▸ Exercise task
Take the entries below and reproduce them word for word.

▸ Stored records

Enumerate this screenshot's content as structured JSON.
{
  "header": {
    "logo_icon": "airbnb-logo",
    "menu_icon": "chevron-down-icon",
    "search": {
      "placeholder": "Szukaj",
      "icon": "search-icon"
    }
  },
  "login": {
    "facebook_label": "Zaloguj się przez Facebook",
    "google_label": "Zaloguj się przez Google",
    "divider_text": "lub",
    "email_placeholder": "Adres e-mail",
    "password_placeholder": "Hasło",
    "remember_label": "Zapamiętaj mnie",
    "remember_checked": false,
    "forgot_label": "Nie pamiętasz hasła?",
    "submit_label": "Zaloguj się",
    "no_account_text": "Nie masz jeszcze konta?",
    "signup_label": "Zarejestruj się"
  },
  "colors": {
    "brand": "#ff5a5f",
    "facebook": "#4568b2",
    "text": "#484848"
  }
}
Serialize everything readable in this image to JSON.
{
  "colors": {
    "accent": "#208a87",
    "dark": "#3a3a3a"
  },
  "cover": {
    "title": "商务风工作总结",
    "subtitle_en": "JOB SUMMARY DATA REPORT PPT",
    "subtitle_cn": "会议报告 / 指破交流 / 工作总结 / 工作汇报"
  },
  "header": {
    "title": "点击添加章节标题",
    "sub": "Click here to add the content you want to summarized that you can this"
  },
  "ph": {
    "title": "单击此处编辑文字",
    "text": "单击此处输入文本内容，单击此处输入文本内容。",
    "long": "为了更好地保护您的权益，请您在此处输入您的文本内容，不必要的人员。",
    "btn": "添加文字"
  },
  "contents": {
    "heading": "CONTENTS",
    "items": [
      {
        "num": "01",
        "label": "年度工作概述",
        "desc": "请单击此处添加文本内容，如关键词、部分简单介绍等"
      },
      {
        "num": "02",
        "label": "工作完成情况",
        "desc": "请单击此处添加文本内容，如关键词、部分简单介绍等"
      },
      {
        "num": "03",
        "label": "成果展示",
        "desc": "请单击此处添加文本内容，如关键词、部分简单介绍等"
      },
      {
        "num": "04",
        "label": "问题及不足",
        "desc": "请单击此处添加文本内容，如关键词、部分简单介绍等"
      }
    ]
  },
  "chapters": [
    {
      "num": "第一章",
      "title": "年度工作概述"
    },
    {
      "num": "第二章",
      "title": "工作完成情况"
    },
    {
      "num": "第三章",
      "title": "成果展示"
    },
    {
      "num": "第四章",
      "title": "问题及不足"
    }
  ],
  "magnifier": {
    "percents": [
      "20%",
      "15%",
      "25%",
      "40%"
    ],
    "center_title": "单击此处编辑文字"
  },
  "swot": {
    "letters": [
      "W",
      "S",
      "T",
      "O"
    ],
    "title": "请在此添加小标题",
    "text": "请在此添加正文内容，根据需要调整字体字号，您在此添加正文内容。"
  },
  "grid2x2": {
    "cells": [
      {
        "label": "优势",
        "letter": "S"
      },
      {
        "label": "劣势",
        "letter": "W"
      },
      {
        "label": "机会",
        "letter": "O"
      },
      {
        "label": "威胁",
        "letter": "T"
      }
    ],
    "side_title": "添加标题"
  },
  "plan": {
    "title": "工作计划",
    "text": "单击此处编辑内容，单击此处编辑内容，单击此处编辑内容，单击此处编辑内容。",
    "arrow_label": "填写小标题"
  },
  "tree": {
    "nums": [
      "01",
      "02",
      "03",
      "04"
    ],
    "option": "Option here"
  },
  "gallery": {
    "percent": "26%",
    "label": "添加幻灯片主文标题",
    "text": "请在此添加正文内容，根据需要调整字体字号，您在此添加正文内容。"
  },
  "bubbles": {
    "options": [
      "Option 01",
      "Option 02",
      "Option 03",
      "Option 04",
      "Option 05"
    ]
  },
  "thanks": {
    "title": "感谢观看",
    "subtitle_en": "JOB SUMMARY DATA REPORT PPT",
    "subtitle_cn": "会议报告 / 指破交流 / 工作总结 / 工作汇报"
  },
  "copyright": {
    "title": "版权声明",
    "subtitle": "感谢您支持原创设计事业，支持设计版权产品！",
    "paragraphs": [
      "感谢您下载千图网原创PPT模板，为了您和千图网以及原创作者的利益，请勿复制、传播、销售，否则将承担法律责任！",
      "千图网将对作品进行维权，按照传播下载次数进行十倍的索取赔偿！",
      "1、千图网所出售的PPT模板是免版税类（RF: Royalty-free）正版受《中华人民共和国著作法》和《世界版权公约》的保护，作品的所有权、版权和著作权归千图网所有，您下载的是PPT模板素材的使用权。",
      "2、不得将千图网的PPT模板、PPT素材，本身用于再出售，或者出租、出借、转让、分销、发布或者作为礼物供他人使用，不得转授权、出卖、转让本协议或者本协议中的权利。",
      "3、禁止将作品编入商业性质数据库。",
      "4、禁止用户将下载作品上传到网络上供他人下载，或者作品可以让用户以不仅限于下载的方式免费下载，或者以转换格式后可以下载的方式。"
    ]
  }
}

▸ Full answer
Enumerate this screenshot's content as structured JSON.
{
  "header": {
    "logo_icon": "airbnb-logo",
    "menu_icon": "chevron-down-icon",
    "search": {
      "placeholder": "Szukaj",
      "icon": "search-icon"
    }
  },
  "login": {
    "facebook_label": "Zaloguj się przez Facebook",
    "google_label": "Zaloguj się przez Google",
    "divider_text": "lub",
    "email_placeholder": "Adres e-mail",
    "password_placeholder": "Hasło",
    "remember_label": "Zapamiętaj mnie",
    "remember_checked": false,
    "forgot_label": "Nie pamiętasz hasła?",
    "submit_label": "Zaloguj się",
    "no_account_text": "Nie masz jeszcze konta?",
    "signup_label": "Zarejestruj się"
  },
  "colors": {
    "brand": "#ff5a5f",
    "facebook": "#4568b2",
    "text": "#484848"
  }
}
Serialize everything readable in this image to JSON.
{
  "colors": {
    "accent": "#208a87",
    "dark": "#3a3a3a"
  },
  "cover": {
    "title": "商务风工作总结",
    "subtitle_en": "JOB SUMMARY DATA REPORT PPT",
    "subtitle_cn": "会议报告 / 指破交流 / 工作总结 / 工作汇报"
  },
  "header": {
    "title": "点击添加章节标题",
    "sub": "Click here to add the content you want to summarized that you can this"
  },
  "ph": {
    "title": "单击此处编辑文字",
    "text": "单击此处输入文本内容，单击此处输入文本内容。",
    "long": "为了更好地保护您的权益，请您在此处输入您的文本内容，不必要的人员。",
    "btn": "添加文字"
  },
  "contents": {
    "heading": "CONTENTS",
    "items": [
      {
        "num": "01",
        "label": "年度工作概述",
        "desc": "请单击此处添加文本内容，如关键词、部分简单介绍等"
      },
      {
        "num": "02",
        "label": "工作完成情况",
        "desc": "请单击此处添加文本内容，如关键词、部分简单介绍等"
      },
      {
        "num": "03",
        "label": "成果展示",
        "desc": "请单击此处添加文本内容，如关键词、部分简单介绍等"
      },
      {
        "num": "04",
        "label": "问题及不足",
        "desc": "请单击此处添加文本内容，如关键词、部分简单介绍等"
      }
    ]
  },
  "chapters": [
    {
      "num": "第一章",
      "title": "年度工作概述"
    },
    {
      "num": "第二章",
      "title": "工作完成情况"
    },
    {
      "num": "第三章",
      "title": "成果展示"
    },
    {
      "num": "第四章",
      "title": "问题及不足"
    }
  ],
  "magnifier": {
    "percents": [
      "20%",
      "15%",
      "25%",
      "40%"
    ],
    "center_title": "单击此处编辑文字"
  },
  "swot": {
    "letters": [
      "W",
      "S",
      "T",
      "O"
    ],
    "title": "请在此添加小标题",
    "text": "请在此添加正文内容，根据需要调整字体字号，您在此添加正文内容。"
  },
  "grid2x2": {
    "cells": [
      {
        "label": "优势",
        "letter": "S"
      },
      {
        "label": "劣势",
        "letter": "W"
      },
      {
        "label": "机会",
        "letter": "O"
      },
      {
        "label": "威胁",
        "letter": "T"
      }
    ],
    "side_title": "添加标题"
  },
  "plan": {
    "title": "工作计划",
    "text": "单击此处编辑内容，单击此处编辑内容，单击此处编辑内容，单击此处编辑内容。",
    "arrow_label": "填写小标题"
  },
  "tree": {
    "nums": [
      "01",
      "02",
      "03",
      "04"
    ],
    "option": "Option here"
  },
  "gallery": {
    "percent": "26%",
    "label": "添加幻灯片主文标题",
    "text": "请在此添加正文内容，根据需要调整字体字号，您在此添加正文内容。"
  },
  "bubbles": {
    "options": [
      "Option 01",
      "Option 02",
      "Option 03",
      "Option 04",
      "Option 05"
    ]
  },
  "thanks": {
    "title": "感谢观看",
    "subtitle_en": "JOB SUMMARY DATA REPORT PPT",
    "subtitle_cn": "会议报告 / 指破交流 / 工作总结 / 工作汇报"
  },
  "copyright": {
    "title": "版权声明",
    "subtitle": "感谢您支持原创设计事业，支持设计版权产品！",
    "paragraphs": [
      "感谢您下载千图网原创PPT模板，为了您和千图网以及原创作者的利益，请勿复制、传播、销售，否则将承担法律责任！",
      "千图网将对作品进行维权，按照传播下载次数进行十倍的索取赔偿！",
      "1、千图网所出售的PPT模板是免版税类（RF: Royalty-free）正版受《中华人民共和国著作法》和《世界版权公约》的保护，作品的所有权、版权和著作权归千图网所有，您下载的是PPT模板素材的使用权。",
      "2、不得将千图网的PPT模板、PPT素材，本身用于再出售，或者出租、出借、转让、分销、发布或者作为礼物供他人使用，不得转授权、出卖、转让本协议或者本协议中的权利。",
      "3、禁止将作品编入商业性质数据库。",
      "4、禁止用户将下载作品上传到网络上供他人下载，或者作品可以让用户以不仅限于下载的方式免费下载，或者以转换格式后可以下载的方式。"
    ]
  }
}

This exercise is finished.